» **Aim of the exercise**: Copy every entry word for word, but skip the pictures.

» **Records from a data source**:
---*---

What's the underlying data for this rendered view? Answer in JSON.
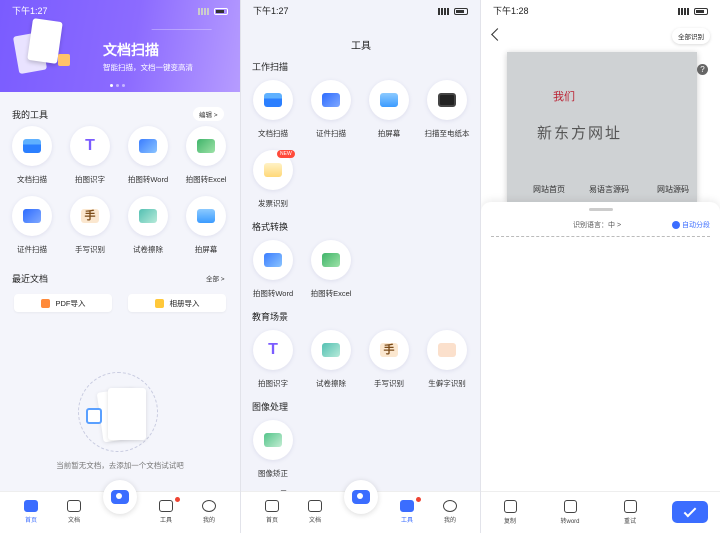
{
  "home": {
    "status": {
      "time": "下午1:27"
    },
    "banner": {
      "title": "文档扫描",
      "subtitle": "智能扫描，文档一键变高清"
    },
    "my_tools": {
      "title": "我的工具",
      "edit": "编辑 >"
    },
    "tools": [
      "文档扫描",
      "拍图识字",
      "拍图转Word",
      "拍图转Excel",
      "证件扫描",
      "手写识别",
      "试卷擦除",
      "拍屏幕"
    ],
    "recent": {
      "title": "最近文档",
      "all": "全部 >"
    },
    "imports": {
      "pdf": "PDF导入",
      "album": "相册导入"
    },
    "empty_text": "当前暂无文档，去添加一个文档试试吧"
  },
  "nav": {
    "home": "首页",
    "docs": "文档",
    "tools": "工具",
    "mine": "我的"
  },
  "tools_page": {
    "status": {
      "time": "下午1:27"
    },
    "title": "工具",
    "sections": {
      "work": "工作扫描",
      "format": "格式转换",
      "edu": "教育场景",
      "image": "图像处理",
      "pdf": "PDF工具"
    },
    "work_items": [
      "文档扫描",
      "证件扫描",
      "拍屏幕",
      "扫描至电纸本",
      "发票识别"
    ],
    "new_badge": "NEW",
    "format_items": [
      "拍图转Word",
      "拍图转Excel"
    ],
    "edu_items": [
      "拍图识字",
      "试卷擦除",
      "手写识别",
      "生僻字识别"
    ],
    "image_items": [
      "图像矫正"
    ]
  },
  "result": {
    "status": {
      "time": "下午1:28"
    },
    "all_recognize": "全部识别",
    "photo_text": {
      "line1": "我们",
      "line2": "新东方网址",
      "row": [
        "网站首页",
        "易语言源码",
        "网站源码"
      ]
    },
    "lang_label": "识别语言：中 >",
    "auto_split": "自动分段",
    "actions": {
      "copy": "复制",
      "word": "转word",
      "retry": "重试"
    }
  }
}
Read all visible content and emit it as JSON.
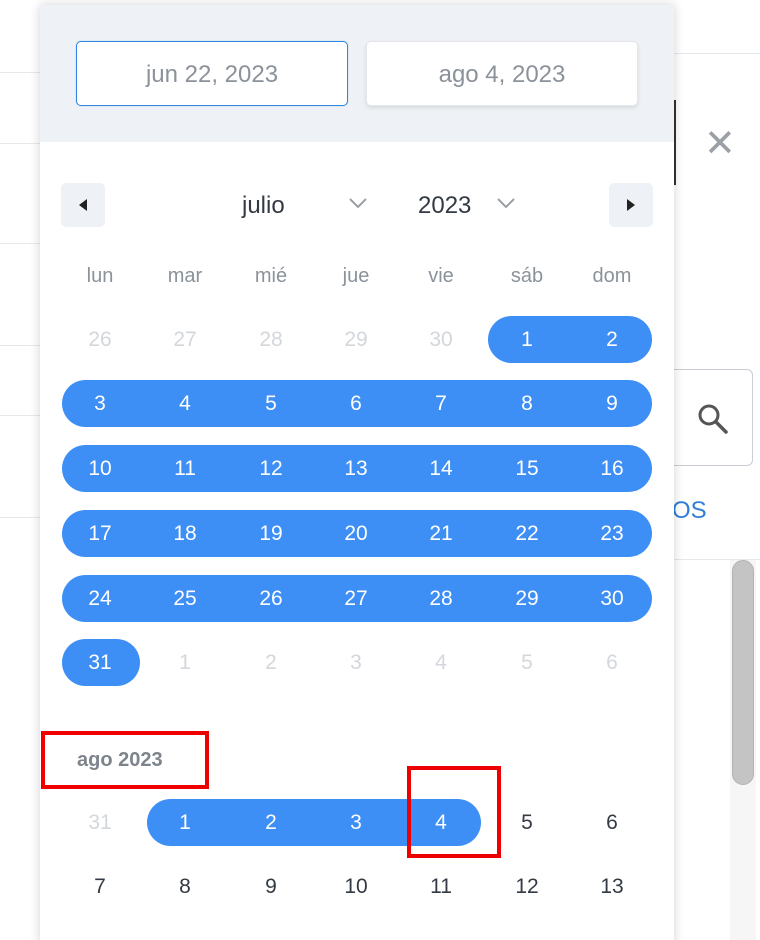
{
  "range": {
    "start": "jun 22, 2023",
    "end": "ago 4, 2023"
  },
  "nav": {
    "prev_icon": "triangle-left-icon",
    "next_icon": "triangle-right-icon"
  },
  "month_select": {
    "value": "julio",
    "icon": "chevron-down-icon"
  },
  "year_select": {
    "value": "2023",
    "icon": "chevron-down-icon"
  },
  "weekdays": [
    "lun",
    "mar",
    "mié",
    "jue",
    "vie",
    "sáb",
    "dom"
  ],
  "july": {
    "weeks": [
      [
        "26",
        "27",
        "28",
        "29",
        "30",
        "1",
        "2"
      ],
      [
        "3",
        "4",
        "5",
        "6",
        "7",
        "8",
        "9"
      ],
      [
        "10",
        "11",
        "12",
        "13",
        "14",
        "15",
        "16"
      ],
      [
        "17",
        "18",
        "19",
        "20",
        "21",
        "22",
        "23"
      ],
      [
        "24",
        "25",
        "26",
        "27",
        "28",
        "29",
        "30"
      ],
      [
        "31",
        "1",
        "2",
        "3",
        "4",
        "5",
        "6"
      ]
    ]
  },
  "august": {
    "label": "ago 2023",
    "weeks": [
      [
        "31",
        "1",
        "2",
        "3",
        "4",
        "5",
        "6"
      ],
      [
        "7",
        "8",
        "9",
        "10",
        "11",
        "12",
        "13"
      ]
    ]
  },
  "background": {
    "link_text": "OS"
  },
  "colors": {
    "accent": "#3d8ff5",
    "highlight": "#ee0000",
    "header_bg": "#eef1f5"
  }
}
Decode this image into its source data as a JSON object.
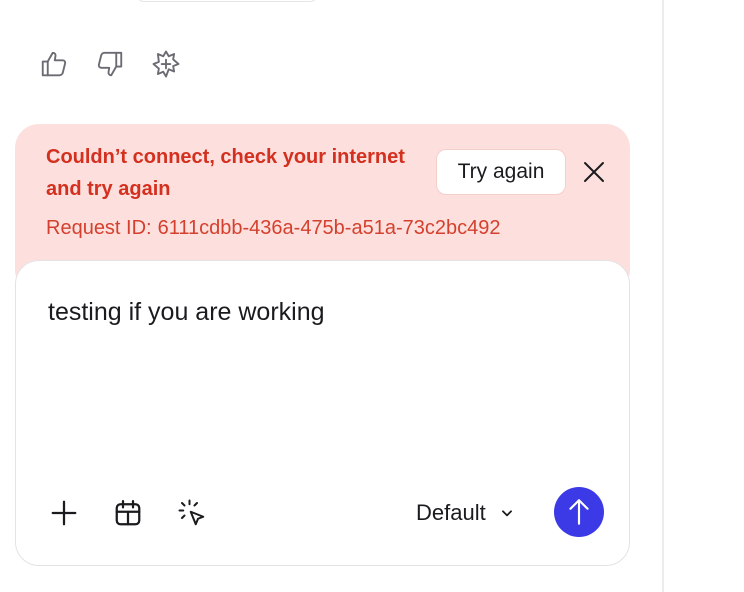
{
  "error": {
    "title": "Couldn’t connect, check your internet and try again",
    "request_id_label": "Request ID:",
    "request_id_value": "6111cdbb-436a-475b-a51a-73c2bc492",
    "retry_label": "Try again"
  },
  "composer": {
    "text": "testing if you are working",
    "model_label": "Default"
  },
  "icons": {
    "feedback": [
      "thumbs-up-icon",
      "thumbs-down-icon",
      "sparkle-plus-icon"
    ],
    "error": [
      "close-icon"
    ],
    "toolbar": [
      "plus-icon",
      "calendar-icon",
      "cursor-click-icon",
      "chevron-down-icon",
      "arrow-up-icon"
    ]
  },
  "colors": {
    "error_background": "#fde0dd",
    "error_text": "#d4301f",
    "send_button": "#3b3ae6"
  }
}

---*---

» **Exercise answer**:
What's the underlying data for this rendered view? Answer in JSON.
{
  "home": {
    "status": {
      "time": "下午1:27"
    },
    "banner": {
      "title": "文档扫描",
      "subtitle": "智能扫描，文档一键变高清"
    },
    "my_tools": {
      "title": "我的工具",
      "edit": "编辑 >"
    },
    "tools": [
      "文档扫描",
      "拍图识字",
      "拍图转Word",
      "拍图转Excel",
      "证件扫描",
      "手写识别",
      "试卷擦除",
      "拍屏幕"
    ],
    "recent": {
      "title": "最近文档",
      "all": "全部 >"
    },
    "imports": {
      "pdf": "PDF导入",
      "album": "相册导入"
    },
    "empty_text": "当前暂无文档，去添加一个文档试试吧"
  },
  "nav": {
    "home": "首页",
    "docs": "文档",
    "tools": "工具",
    "mine": "我的"
  },
  "tools_page": {
    "status": {
      "time": "下午1:27"
    },
    "title": "工具",
    "sections": {
      "work": "工作扫描",
      "format": "格式转换",
      "edu": "教育场景",
      "image": "图像处理",
      "pdf": "PDF工具"
    },
    "work_items": [
      "文档扫描",
      "证件扫描",
      "拍屏幕",
      "扫描至电纸本",
      "发票识别"
    ],
    "new_badge": "NEW",
    "format_items": [
      "拍图转Word",
      "拍图转Excel"
    ],
    "edu_items": [
      "拍图识字",
      "试卷擦除",
      "手写识别",
      "生僻字识别"
    ],
    "image_items": [
      "图像矫正"
    ]
  },
  "result": {
    "status": {
      "time": "下午1:28"
    },
    "all_recognize": "全部识别",
    "photo_text": {
      "line1": "我们",
      "line2": "新东方网址",
      "row": [
        "网站首页",
        "易语言源码",
        "网站源码"
      ]
    },
    "lang_label": "识别语言：中 >",
    "auto_split": "自动分段",
    "actions": {
      "copy": "复制",
      "word": "转word",
      "retry": "重试"
    }
  }
}
Read all visible content and emit it as JSON.
{
  "range": {
    "start": "jun 22, 2023",
    "end": "ago 4, 2023"
  },
  "nav": {
    "prev_icon": "triangle-left-icon",
    "next_icon": "triangle-right-icon"
  },
  "month_select": {
    "value": "julio",
    "icon": "chevron-down-icon"
  },
  "year_select": {
    "value": "2023",
    "icon": "chevron-down-icon"
  },
  "weekdays": [
    "lun",
    "mar",
    "mié",
    "jue",
    "vie",
    "sáb",
    "dom"
  ],
  "july": {
    "weeks": [
      [
        "26",
        "27",
        "28",
        "29",
        "30",
        "1",
        "2"
      ],
      [
        "3",
        "4",
        "5",
        "6",
        "7",
        "8",
        "9"
      ],
      [
        "10",
        "11",
        "12",
        "13",
        "14",
        "15",
        "16"
      ],
      [
        "17",
        "18",
        "19",
        "20",
        "21",
        "22",
        "23"
      ],
      [
        "24",
        "25",
        "26",
        "27",
        "28",
        "29",
        "30"
      ],
      [
        "31",
        "1",
        "2",
        "3",
        "4",
        "5",
        "6"
      ]
    ]
  },
  "august": {
    "label": "ago 2023",
    "weeks": [
      [
        "31",
        "1",
        "2",
        "3",
        "4",
        "5",
        "6"
      ],
      [
        "7",
        "8",
        "9",
        "10",
        "11",
        "12",
        "13"
      ]
    ]
  },
  "background": {
    "link_text": "OS"
  },
  "colors": {
    "accent": "#3d8ff5",
    "highlight": "#ee0000",
    "header_bg": "#eef1f5"
  }
}
Decode this image into its source data as a JSON object.
{
  "error": {
    "title": "Couldn’t connect, check your internet and try again",
    "request_id_label": "Request ID:",
    "request_id_value": "6111cdbb-436a-475b-a51a-73c2bc492",
    "retry_label": "Try again"
  },
  "composer": {
    "text": "testing if you are working",
    "model_label": "Default"
  },
  "icons": {
    "feedback": [
      "thumbs-up-icon",
      "thumbs-down-icon",
      "sparkle-plus-icon"
    ],
    "error": [
      "close-icon"
    ],
    "toolbar": [
      "plus-icon",
      "calendar-icon",
      "cursor-click-icon",
      "chevron-down-icon",
      "arrow-up-icon"
    ]
  },
  "colors": {
    "error_background": "#fde0dd",
    "error_text": "#d4301f",
    "send_button": "#3b3ae6"
  }
}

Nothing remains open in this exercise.